Objective: Produce a verbatim copy of the entries listed below.

Data for this exercise:
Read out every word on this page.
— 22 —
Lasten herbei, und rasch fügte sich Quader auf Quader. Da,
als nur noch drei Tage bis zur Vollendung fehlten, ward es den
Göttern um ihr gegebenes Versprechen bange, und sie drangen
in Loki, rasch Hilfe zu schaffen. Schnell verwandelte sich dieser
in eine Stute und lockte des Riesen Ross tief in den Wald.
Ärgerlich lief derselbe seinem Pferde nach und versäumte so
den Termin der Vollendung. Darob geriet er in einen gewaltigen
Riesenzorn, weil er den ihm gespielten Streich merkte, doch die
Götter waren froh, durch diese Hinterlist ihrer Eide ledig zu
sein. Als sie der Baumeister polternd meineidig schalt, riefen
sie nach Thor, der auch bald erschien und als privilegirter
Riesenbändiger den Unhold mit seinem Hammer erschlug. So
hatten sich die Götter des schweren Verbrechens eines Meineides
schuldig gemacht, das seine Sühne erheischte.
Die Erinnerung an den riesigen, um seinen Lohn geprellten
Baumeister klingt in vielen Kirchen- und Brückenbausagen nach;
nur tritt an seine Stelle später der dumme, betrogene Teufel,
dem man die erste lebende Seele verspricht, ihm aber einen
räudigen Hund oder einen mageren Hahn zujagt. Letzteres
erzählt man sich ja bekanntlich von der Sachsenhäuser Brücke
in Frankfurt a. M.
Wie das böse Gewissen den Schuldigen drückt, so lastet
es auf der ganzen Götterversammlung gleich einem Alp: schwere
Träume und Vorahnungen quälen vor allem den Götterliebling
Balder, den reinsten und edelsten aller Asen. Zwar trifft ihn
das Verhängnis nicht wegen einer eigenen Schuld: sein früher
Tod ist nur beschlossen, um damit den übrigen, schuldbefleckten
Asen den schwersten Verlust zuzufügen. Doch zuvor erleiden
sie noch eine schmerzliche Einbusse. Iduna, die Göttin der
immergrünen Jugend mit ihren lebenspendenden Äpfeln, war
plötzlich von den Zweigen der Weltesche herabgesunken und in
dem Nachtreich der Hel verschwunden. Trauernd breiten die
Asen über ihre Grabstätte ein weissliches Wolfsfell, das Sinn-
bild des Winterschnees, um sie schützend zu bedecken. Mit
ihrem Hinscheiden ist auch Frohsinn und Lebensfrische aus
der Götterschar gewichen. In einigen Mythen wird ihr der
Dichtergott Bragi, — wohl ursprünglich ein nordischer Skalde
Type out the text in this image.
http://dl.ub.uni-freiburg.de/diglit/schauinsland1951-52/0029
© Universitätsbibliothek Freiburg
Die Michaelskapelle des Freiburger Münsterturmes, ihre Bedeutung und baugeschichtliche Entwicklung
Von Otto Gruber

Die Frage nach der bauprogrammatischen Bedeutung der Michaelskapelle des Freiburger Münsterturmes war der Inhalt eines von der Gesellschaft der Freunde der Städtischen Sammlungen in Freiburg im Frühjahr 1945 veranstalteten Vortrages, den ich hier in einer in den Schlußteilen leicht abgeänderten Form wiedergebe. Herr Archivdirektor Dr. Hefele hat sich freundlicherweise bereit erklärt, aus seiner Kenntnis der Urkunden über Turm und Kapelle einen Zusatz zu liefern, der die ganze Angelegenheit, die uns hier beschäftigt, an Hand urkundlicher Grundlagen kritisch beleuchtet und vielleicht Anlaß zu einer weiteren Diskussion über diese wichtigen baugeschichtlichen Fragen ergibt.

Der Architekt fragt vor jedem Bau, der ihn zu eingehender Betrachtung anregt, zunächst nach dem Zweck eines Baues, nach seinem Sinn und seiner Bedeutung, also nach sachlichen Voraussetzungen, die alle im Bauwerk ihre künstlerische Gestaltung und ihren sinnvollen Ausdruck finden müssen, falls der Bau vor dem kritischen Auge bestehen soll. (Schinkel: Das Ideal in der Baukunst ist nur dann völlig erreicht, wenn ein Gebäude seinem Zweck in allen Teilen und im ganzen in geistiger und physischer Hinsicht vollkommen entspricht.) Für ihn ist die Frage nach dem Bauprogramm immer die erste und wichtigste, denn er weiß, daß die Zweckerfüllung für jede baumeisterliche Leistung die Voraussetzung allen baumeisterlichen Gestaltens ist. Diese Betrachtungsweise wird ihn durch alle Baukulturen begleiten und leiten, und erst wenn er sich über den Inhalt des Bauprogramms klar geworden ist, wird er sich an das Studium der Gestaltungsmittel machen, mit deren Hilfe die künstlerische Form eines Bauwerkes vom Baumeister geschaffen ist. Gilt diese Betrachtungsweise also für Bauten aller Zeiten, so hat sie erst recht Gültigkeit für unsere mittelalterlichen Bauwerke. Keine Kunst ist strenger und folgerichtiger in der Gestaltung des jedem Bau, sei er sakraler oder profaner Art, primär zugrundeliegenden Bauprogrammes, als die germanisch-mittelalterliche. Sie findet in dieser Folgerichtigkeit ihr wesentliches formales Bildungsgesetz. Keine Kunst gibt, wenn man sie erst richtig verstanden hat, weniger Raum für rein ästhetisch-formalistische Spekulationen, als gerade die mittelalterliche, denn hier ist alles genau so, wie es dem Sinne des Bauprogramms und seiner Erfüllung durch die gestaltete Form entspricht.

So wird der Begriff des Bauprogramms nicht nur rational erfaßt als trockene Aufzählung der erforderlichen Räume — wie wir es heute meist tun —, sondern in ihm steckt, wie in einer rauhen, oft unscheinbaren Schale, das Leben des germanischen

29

Complete output:
Read out every word on this page.
— 22 —
Lasten herbei, und rasch fügte sich Quader auf Quader. Da,
als nur noch drei Tage bis zur Vollendung fehlten, ward es den
Göttern um ihr gegebenes Versprechen bange, und sie drangen
in Loki, rasch Hilfe zu schaffen. Schnell verwandelte sich dieser
in eine Stute und lockte des Riesen Ross tief in den Wald.
Ärgerlich lief derselbe seinem Pferde nach und versäumte so
den Termin der Vollendung. Darob geriet er in einen gewaltigen
Riesenzorn, weil er den ihm gespielten Streich merkte, doch die
Götter waren froh, durch diese Hinterlist ihrer Eide ledig zu
sein. Als sie der Baumeister polternd meineidig schalt, riefen
sie nach Thor, der auch bald erschien und als privilegirter
Riesenbändiger den Unhold mit seinem Hammer erschlug. So
hatten sich die Götter des schweren Verbrechens eines Meineides
schuldig gemacht, das seine Sühne erheischte.
Die Erinnerung an den riesigen, um seinen Lohn geprellten
Baumeister klingt in vielen Kirchen- und Brückenbausagen nach;
nur tritt an seine Stelle später der dumme, betrogene Teufel,
dem man die erste lebende Seele verspricht, ihm aber einen
räudigen Hund oder einen mageren Hahn zujagt. Letzteres
erzählt man sich ja bekanntlich von der Sachsenhäuser Brücke
in Frankfurt a. M.
Wie das böse Gewissen den Schuldigen drückt, so lastet
es auf der ganzen Götterversammlung gleich einem Alp: schwere
Träume und Vorahnungen quälen vor allem den Götterliebling
Balder, den reinsten und edelsten aller Asen. Zwar trifft ihn
das Verhängnis nicht wegen einer eigenen Schuld: sein früher
Tod ist nur beschlossen, um damit den übrigen, schuldbefleckten
Asen den schwersten Verlust zuzufügen. Doch zuvor erleiden
sie noch eine schmerzliche Einbusse. Iduna, die Göttin der
immergrünen Jugend mit ihren lebenspendenden Äpfeln, war
plötzlich von den Zweigen der Weltesche herabgesunken und in
dem Nachtreich der Hel verschwunden. Trauernd breiten die
Asen über ihre Grabstätte ein weissliches Wolfsfell, das Sinn-
bild des Winterschnees, um sie schützend zu bedecken. Mit
ihrem Hinscheiden ist auch Frohsinn und Lebensfrische aus
der Götterschar gewichen. In einigen Mythen wird ihr der
Dichtergott Bragi, — wohl ursprünglich ein nordischer Skalde
Type out the text in this image.
http://dl.ub.uni-freiburg.de/diglit/schauinsland1951-52/0029
© Universitätsbibliothek Freiburg
Die Michaelskapelle des Freiburger Münsterturmes, ihre Bedeutung und baugeschichtliche Entwicklung
Von Otto Gruber

Die Frage nach der bauprogrammatischen Bedeutung der Michaelskapelle des Freiburger Münsterturmes war der Inhalt eines von der Gesellschaft der Freunde der Städtischen Sammlungen in Freiburg im Frühjahr 1945 veranstalteten Vortrages, den ich hier in einer in den Schlußteilen leicht abgeänderten Form wiedergebe. Herr Archivdirektor Dr. Hefele hat sich freundlicherweise bereit erklärt, aus seiner Kenntnis der Urkunden über Turm und Kapelle einen Zusatz zu liefern, der die ganze Angelegenheit, die uns hier beschäftigt, an Hand urkundlicher Grundlagen kritisch beleuchtet und vielleicht Anlaß zu einer weiteren Diskussion über diese wichtigen baugeschichtlichen Fragen ergibt.

Der Architekt fragt vor jedem Bau, der ihn zu eingehender Betrachtung anregt, zunächst nach dem Zweck eines Baues, nach seinem Sinn und seiner Bedeutung, also nach sachlichen Voraussetzungen, die alle im Bauwerk ihre künstlerische Gestaltung und ihren sinnvollen Ausdruck finden müssen, falls der Bau vor dem kritischen Auge bestehen soll. (Schinkel: Das Ideal in der Baukunst ist nur dann völlig erreicht, wenn ein Gebäude seinem Zweck in allen Teilen und im ganzen in geistiger und physischer Hinsicht vollkommen entspricht.) Für ihn ist die Frage nach dem Bauprogramm immer die erste und wichtigste, denn er weiß, daß die Zweckerfüllung für jede baumeisterliche Leistung die Voraussetzung allen baumeisterlichen Gestaltens ist. Diese Betrachtungsweise wird ihn durch alle Baukulturen begleiten und leiten, und erst wenn er sich über den Inhalt des Bauprogramms klar geworden ist, wird er sich an das Studium der Gestaltungsmittel machen, mit deren Hilfe die künstlerische Form eines Bauwerkes vom Baumeister geschaffen ist. Gilt diese Betrachtungsweise also für Bauten aller Zeiten, so hat sie erst recht Gültigkeit für unsere mittelalterlichen Bauwerke. Keine Kunst ist strenger und folgerichtiger in der Gestaltung des jedem Bau, sei er sakraler oder profaner Art, primär zugrundeliegenden Bauprogrammes, als die germanisch-mittelalterliche. Sie findet in dieser Folgerichtigkeit ihr wesentliches formales Bildungsgesetz. Keine Kunst gibt, wenn man sie erst richtig verstanden hat, weniger Raum für rein ästhetisch-formalistische Spekulationen, als gerade die mittelalterliche, denn hier ist alles genau so, wie es dem Sinne des Bauprogramms und seiner Erfüllung durch die gestaltete Form entspricht.

So wird der Begriff des Bauprogramms nicht nur rational erfaßt als trockene Aufzählung der erforderlichen Räume — wie wir es heute meist tun —, sondern in ihm steckt, wie in einer rauhen, oft unscheinbaren Schale, das Leben des germanischen

29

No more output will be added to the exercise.